» **TASK DETAILS**
Each entry below is to be given again word for word, with no pictures.

** start **

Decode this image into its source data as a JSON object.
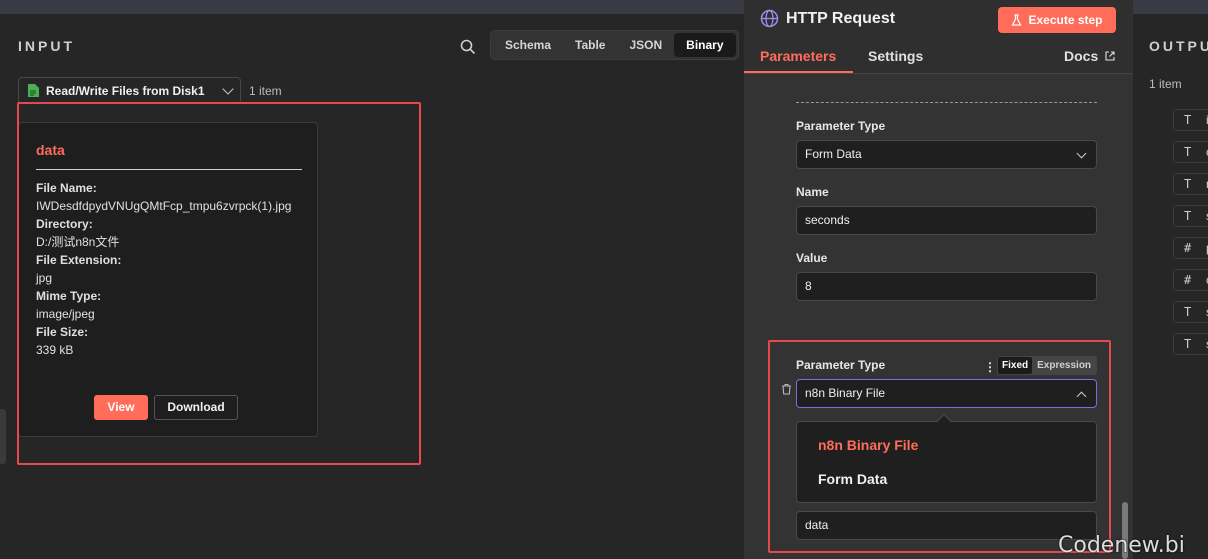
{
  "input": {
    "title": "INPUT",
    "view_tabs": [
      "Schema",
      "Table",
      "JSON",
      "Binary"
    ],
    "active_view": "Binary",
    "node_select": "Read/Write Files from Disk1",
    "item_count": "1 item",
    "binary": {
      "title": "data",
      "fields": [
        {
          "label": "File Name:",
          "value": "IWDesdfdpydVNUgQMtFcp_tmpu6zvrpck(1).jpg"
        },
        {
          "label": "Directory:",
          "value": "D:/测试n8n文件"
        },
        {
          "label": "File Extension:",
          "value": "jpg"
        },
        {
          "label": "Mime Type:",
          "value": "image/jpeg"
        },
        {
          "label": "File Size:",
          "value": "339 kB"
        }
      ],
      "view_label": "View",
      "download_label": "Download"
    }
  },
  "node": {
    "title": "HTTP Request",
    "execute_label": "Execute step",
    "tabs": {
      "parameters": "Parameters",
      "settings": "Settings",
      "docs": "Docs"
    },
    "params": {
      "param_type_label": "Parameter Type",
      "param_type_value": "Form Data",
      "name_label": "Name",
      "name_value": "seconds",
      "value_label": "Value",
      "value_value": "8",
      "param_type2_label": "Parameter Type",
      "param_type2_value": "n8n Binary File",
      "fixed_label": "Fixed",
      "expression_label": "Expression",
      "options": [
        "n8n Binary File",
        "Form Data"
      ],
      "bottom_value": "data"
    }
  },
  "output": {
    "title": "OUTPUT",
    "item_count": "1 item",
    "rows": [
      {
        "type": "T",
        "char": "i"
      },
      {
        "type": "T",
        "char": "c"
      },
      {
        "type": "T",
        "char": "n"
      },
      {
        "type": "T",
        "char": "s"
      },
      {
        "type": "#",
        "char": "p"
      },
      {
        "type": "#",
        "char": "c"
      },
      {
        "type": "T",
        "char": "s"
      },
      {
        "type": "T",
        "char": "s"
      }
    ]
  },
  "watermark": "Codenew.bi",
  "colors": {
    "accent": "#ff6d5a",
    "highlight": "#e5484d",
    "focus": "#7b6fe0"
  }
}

** end **

» **RESPONSE BELOW**
Decode this image into its source data as a JSON object.
{
  "input": {
    "title": "INPUT",
    "view_tabs": [
      "Schema",
      "Table",
      "JSON",
      "Binary"
    ],
    "active_view": "Binary",
    "node_select": "Read/Write Files from Disk1",
    "item_count": "1 item",
    "binary": {
      "title": "data",
      "fields": [
        {
          "label": "File Name:",
          "value": "IWDesdfdpydVNUgQMtFcp_tmpu6zvrpck(1).jpg"
        },
        {
          "label": "Directory:",
          "value": "D:/测试n8n文件"
        },
        {
          "label": "File Extension:",
          "value": "jpg"
        },
        {
          "label": "Mime Type:",
          "value": "image/jpeg"
        },
        {
          "label": "File Size:",
          "value": "339 kB"
        }
      ],
      "view_label": "View",
      "download_label": "Download"
    }
  },
  "node": {
    "title": "HTTP Request",
    "execute_label": "Execute step",
    "tabs": {
      "parameters": "Parameters",
      "settings": "Settings",
      "docs": "Docs"
    },
    "params": {
      "param_type_label": "Parameter Type",
      "param_type_value": "Form Data",
      "name_label": "Name",
      "name_value": "seconds",
      "value_label": "Value",
      "value_value": "8",
      "param_type2_label": "Parameter Type",
      "param_type2_value": "n8n Binary File",
      "fixed_label": "Fixed",
      "expression_label": "Expression",
      "options": [
        "n8n Binary File",
        "Form Data"
      ],
      "bottom_value": "data"
    }
  },
  "output": {
    "title": "OUTPUT",
    "item_count": "1 item",
    "rows": [
      {
        "type": "T",
        "char": "i"
      },
      {
        "type": "T",
        "char": "c"
      },
      {
        "type": "T",
        "char": "n"
      },
      {
        "type": "T",
        "char": "s"
      },
      {
        "type": "#",
        "char": "p"
      },
      {
        "type": "#",
        "char": "c"
      },
      {
        "type": "T",
        "char": "s"
      },
      {
        "type": "T",
        "char": "s"
      }
    ]
  },
  "watermark": "Codenew.bi",
  "colors": {
    "accent": "#ff6d5a",
    "highlight": "#e5484d",
    "focus": "#7b6fe0"
  }
}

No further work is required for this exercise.